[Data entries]
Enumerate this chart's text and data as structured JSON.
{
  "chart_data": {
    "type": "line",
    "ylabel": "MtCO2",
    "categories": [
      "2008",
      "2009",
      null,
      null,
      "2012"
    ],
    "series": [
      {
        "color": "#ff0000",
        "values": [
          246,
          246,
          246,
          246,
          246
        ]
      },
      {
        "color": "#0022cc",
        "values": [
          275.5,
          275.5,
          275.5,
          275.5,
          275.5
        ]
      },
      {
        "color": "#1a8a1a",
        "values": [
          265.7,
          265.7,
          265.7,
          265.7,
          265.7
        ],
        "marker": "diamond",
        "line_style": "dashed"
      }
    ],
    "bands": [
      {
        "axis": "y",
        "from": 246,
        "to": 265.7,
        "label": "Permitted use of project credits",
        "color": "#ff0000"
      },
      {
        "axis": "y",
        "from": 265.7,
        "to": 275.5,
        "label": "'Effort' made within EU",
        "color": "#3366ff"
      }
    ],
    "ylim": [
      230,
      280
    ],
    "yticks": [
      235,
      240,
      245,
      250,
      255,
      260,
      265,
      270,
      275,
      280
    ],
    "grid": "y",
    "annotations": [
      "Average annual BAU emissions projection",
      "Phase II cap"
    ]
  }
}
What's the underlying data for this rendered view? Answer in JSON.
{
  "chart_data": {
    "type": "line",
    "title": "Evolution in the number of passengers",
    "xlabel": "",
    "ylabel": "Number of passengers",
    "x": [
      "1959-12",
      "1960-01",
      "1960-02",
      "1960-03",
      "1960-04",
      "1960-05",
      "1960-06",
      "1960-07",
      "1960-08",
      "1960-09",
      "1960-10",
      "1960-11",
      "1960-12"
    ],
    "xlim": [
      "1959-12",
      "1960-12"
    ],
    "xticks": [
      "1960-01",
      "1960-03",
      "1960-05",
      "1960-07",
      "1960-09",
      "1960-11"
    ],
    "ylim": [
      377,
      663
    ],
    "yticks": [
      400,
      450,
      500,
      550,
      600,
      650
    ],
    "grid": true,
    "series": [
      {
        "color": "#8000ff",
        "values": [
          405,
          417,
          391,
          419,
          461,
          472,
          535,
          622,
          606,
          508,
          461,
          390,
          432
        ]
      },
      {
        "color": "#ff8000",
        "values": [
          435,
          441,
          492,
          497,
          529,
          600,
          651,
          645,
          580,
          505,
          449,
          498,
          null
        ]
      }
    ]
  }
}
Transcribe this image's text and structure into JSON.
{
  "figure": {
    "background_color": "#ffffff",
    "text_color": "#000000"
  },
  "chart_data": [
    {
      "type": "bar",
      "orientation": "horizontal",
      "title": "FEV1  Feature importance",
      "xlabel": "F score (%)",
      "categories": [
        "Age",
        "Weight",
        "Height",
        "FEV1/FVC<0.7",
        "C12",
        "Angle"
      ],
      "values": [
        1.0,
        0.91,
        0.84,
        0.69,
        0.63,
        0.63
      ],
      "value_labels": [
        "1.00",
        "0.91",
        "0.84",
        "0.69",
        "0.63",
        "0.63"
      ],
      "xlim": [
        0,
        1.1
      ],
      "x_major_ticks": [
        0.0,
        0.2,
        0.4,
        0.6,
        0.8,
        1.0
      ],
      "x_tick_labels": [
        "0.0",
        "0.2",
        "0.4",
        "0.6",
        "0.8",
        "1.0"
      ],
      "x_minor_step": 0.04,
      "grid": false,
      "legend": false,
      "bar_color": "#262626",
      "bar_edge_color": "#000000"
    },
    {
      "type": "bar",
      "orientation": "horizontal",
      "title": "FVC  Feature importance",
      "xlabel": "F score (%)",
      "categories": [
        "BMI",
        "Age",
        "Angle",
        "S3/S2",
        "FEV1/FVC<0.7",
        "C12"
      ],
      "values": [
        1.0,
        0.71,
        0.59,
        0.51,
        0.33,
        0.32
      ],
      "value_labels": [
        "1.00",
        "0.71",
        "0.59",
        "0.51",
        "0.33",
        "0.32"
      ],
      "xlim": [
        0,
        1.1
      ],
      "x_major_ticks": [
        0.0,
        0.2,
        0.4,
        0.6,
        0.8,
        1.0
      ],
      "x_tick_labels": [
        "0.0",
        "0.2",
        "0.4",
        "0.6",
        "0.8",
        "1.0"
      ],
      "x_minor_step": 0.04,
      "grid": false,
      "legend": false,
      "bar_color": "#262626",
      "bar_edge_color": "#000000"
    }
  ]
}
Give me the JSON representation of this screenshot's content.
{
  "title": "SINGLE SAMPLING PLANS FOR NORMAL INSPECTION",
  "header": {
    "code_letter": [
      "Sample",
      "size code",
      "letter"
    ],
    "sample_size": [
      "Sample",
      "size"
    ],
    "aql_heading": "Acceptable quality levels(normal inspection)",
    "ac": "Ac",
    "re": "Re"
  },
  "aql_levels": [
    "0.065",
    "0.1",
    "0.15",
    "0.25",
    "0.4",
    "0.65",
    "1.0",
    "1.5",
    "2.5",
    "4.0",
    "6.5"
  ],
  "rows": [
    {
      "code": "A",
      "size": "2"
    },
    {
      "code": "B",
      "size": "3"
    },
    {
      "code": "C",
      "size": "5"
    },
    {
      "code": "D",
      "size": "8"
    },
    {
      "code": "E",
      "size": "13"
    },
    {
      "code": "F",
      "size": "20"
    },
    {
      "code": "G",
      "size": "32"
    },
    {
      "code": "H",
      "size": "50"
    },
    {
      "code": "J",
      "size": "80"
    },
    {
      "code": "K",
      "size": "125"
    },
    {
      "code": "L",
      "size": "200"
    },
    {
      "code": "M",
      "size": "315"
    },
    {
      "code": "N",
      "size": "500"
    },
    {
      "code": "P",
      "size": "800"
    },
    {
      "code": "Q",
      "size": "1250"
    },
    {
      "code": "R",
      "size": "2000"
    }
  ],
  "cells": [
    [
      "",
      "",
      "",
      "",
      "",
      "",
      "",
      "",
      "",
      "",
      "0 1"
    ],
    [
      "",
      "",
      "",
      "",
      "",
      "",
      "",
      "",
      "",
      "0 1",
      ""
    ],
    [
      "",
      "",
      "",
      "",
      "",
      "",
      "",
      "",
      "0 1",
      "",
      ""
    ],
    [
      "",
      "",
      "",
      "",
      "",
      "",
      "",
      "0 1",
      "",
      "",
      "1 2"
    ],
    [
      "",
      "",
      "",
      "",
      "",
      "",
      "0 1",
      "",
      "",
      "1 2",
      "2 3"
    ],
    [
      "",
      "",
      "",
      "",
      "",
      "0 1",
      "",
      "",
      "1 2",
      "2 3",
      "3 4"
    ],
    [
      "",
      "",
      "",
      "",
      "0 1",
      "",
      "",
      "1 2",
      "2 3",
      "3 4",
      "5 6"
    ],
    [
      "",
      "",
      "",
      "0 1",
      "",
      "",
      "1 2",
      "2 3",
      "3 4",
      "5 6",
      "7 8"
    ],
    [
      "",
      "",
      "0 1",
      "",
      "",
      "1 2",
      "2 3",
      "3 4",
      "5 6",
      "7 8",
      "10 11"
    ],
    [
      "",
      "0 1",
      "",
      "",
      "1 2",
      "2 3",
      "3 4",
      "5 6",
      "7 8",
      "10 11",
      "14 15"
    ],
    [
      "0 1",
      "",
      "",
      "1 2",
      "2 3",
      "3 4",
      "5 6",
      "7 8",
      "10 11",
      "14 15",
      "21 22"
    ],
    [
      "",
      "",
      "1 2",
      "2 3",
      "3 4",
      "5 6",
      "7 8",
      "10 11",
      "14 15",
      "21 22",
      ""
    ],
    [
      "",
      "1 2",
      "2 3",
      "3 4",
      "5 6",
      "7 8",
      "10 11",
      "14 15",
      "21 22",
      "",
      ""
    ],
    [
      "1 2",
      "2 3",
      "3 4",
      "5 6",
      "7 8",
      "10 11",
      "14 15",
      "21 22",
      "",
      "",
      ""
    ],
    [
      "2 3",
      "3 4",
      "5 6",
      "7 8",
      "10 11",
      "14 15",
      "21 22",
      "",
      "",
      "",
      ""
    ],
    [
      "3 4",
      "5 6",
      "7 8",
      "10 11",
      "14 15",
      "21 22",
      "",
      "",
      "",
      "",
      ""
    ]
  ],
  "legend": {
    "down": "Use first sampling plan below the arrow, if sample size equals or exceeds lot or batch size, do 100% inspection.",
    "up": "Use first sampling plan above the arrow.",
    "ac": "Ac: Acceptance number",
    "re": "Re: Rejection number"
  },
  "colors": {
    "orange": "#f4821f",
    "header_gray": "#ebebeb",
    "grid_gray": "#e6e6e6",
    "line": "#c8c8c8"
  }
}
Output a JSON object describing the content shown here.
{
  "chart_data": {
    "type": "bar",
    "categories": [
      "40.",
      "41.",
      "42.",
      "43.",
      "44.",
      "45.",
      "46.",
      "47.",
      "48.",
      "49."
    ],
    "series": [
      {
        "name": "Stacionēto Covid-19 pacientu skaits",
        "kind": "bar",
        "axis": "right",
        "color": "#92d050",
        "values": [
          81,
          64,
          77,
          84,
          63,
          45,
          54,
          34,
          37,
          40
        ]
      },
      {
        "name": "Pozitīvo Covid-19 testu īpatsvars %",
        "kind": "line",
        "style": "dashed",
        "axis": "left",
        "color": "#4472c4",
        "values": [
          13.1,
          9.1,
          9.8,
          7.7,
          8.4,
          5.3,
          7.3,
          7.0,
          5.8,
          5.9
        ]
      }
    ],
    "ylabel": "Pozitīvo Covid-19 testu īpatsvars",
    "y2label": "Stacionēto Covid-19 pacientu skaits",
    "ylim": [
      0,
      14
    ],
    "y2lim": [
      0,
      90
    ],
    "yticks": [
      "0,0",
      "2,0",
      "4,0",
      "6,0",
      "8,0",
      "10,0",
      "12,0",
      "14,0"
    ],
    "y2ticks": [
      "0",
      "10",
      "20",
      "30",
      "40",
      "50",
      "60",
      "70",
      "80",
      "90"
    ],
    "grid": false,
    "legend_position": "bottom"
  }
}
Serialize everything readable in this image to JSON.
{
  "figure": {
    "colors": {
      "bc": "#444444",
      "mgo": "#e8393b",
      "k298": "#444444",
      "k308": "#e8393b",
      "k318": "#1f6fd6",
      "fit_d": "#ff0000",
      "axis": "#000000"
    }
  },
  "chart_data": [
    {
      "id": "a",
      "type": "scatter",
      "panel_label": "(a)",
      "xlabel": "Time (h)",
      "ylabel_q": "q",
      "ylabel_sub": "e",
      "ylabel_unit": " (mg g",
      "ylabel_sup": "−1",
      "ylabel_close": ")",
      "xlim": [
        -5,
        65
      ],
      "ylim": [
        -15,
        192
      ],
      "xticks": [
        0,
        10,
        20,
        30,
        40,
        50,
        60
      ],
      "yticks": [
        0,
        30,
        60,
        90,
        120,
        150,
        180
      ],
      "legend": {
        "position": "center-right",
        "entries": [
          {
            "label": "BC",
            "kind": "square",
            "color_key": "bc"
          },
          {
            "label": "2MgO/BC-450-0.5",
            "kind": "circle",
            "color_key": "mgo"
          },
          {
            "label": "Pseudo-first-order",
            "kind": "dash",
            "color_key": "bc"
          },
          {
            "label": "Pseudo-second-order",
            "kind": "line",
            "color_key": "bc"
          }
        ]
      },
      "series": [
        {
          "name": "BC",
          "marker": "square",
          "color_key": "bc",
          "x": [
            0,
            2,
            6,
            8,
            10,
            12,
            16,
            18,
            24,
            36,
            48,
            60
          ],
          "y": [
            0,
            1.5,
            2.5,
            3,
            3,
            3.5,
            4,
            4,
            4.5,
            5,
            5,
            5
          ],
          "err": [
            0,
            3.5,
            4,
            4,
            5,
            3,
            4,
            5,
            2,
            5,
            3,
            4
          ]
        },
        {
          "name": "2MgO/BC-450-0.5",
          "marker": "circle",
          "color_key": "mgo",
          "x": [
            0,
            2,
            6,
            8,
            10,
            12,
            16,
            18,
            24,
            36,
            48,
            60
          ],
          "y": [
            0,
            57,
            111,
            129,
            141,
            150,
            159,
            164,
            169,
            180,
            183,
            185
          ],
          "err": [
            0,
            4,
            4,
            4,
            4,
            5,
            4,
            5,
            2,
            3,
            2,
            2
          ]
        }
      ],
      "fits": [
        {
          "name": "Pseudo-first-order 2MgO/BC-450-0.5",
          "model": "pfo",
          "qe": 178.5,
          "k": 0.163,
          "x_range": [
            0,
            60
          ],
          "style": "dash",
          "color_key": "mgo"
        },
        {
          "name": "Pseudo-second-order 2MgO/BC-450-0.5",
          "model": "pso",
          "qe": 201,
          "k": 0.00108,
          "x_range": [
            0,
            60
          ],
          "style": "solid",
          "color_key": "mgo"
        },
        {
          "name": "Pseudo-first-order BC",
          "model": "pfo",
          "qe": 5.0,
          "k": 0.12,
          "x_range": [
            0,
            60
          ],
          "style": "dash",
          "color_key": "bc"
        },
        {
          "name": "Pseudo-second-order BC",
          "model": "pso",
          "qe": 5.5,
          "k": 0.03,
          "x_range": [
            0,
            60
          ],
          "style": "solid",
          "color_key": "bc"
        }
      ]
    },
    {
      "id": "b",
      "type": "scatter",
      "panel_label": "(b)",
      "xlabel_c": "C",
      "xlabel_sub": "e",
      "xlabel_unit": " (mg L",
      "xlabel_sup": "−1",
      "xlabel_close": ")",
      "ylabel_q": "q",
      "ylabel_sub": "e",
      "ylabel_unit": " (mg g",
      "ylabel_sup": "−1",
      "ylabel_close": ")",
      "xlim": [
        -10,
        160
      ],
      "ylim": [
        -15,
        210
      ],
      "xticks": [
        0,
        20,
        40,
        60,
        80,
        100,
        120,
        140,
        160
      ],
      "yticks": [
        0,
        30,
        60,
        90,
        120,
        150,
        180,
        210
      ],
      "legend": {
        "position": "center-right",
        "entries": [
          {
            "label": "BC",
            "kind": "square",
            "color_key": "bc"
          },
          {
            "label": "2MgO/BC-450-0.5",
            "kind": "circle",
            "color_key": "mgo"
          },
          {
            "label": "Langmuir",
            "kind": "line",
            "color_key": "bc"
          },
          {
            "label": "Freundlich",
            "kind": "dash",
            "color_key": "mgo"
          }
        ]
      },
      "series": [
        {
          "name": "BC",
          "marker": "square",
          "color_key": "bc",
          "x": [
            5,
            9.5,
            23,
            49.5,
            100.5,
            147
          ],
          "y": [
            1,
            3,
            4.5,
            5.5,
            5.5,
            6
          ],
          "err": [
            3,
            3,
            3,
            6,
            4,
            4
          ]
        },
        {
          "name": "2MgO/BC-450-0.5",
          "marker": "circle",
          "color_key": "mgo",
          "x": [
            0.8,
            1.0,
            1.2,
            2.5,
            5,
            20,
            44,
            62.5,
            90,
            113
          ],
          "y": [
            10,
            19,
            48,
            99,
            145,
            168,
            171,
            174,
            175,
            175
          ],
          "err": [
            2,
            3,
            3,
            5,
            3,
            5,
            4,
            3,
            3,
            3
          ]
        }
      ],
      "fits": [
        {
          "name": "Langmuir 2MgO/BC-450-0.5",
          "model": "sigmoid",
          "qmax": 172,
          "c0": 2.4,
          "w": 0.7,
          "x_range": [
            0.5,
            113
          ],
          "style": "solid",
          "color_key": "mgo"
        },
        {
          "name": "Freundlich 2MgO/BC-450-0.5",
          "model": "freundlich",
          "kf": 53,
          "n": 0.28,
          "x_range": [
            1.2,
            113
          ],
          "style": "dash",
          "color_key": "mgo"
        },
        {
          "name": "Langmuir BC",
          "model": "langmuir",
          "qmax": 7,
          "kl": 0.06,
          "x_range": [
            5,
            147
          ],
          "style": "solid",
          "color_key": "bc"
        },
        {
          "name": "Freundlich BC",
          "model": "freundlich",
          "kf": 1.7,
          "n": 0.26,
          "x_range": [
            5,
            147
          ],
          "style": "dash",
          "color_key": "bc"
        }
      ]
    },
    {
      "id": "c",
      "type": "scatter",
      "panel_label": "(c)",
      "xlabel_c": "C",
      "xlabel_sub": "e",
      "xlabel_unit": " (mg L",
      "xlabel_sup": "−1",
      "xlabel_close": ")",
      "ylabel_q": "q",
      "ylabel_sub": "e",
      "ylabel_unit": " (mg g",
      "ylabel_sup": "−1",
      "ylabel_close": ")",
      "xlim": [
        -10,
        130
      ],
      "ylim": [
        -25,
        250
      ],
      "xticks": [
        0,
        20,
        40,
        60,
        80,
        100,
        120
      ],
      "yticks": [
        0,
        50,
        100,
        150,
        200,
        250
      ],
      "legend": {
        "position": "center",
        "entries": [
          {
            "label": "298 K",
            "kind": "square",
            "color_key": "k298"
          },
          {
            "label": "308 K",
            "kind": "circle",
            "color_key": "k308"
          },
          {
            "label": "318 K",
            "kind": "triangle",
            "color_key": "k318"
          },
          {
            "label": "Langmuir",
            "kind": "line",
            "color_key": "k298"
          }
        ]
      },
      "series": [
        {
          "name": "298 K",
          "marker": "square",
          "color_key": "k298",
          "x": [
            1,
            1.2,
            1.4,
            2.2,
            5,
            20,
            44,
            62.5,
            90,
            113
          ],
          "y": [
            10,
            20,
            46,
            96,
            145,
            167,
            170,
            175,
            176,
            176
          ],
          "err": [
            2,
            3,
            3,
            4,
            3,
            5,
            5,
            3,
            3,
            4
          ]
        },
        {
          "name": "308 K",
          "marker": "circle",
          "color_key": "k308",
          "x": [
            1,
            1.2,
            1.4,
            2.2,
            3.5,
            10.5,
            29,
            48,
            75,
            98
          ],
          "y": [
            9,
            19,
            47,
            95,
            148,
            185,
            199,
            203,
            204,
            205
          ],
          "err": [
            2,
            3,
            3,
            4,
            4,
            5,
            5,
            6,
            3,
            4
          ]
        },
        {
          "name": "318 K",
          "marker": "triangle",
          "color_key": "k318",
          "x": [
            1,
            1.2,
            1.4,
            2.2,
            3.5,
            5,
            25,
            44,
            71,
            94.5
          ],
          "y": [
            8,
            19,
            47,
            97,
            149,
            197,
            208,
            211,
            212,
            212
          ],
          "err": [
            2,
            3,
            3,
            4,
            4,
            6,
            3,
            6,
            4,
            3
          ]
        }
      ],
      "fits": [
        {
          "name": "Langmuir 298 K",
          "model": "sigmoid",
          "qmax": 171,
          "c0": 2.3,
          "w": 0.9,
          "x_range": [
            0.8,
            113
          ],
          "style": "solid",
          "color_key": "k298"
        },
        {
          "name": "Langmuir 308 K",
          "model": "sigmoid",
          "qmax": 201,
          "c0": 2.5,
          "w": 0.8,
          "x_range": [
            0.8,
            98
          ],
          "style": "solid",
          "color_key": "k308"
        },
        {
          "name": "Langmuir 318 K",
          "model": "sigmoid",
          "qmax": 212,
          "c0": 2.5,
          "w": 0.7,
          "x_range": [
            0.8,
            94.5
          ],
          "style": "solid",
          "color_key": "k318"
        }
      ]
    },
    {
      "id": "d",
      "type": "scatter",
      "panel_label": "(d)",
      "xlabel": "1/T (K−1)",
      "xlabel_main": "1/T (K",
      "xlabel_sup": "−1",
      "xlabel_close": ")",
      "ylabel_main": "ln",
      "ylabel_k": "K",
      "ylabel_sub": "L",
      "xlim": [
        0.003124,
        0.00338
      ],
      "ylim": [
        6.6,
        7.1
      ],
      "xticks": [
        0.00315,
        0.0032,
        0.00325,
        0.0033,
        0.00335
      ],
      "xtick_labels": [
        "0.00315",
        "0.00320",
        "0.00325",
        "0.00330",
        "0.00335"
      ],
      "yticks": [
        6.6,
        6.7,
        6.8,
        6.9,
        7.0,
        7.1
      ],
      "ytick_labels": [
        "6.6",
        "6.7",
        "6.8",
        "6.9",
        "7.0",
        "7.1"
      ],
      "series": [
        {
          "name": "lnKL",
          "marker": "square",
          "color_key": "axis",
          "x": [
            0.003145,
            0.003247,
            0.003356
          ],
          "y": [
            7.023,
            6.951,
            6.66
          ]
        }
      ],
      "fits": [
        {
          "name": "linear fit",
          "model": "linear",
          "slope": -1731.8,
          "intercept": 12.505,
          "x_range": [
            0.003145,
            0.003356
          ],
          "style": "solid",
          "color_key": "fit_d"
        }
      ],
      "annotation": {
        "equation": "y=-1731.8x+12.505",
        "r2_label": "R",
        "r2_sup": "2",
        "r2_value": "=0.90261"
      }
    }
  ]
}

> _JOB_
Copy every line from the entries that contains the word "skaits".

> _SOLUTION FOR THIS TASK_
        "name": "Stacionēto Covid-19 pacientu skaits",
    "y2label": "Stacionēto Covid-19 pacientu skaits",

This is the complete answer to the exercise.